■ **STATED EXERCISE**: Repeat every line of the listing below exactly, minus the pictures.

■ **RECORDS**:
━━━━━━━━━━━━━━━━━━━━━━━━━━━━━━
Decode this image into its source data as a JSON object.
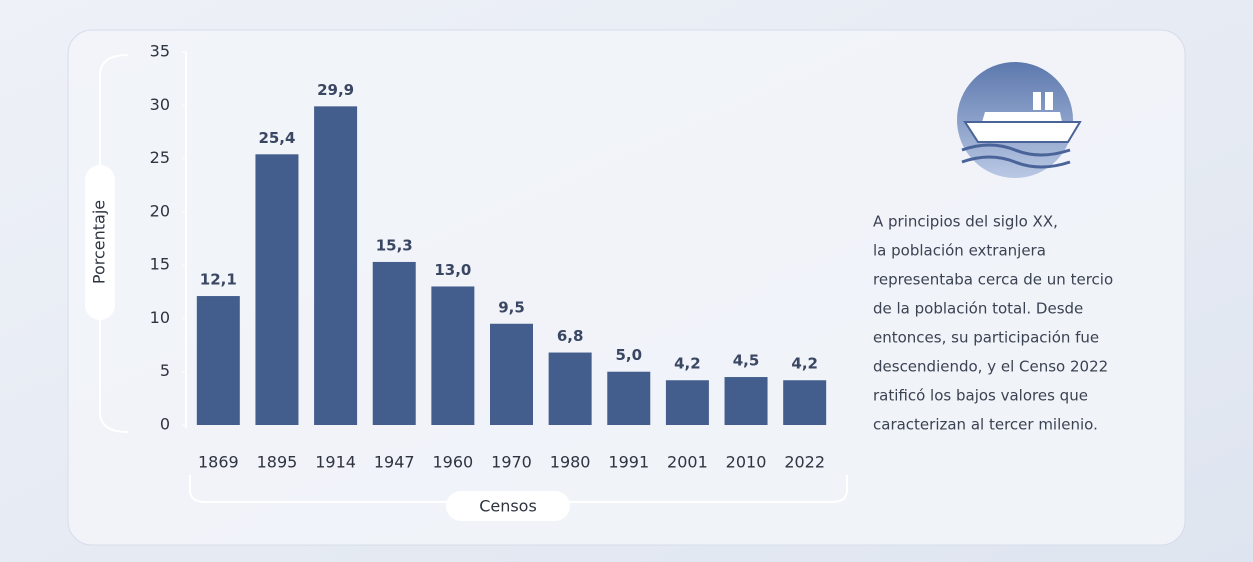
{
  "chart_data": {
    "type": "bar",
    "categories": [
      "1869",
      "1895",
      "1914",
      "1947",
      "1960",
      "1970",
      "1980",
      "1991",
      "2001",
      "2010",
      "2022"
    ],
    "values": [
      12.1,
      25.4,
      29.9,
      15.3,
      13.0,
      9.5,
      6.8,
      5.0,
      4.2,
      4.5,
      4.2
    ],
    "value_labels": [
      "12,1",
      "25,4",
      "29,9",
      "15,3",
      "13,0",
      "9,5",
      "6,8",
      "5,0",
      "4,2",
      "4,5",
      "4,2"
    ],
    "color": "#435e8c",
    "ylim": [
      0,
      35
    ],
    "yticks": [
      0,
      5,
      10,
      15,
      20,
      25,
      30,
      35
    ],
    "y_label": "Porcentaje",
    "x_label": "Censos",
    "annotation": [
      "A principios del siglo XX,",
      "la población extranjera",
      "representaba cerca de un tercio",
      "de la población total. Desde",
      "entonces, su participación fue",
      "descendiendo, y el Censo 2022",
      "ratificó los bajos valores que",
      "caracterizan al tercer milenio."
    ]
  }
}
━━━━━━━━━━━━━━━━━━━━━━━━━━━━━━
■ **EXERCISE OUTPUT**:
Decode this image into its source data as a JSON object.
{
  "chart_data": {
    "type": "bar",
    "categories": [
      "1869",
      "1895",
      "1914",
      "1947",
      "1960",
      "1970",
      "1980",
      "1991",
      "2001",
      "2010",
      "2022"
    ],
    "values": [
      12.1,
      25.4,
      29.9,
      15.3,
      13.0,
      9.5,
      6.8,
      5.0,
      4.2,
      4.5,
      4.2
    ],
    "value_labels": [
      "12,1",
      "25,4",
      "29,9",
      "15,3",
      "13,0",
      "9,5",
      "6,8",
      "5,0",
      "4,2",
      "4,5",
      "4,2"
    ],
    "color": "#435e8c",
    "ylim": [
      0,
      35
    ],
    "yticks": [
      0,
      5,
      10,
      15,
      20,
      25,
      30,
      35
    ],
    "y_label": "Porcentaje",
    "x_label": "Censos",
    "annotation": [
      "A principios del siglo XX,",
      "la población extranjera",
      "representaba cerca de un tercio",
      "de la población total. Desde",
      "entonces, su participación fue",
      "descendiendo, y el Censo 2022",
      "ratificó los bajos valores que",
      "caracterizan al tercer milenio."
    ]
  }
}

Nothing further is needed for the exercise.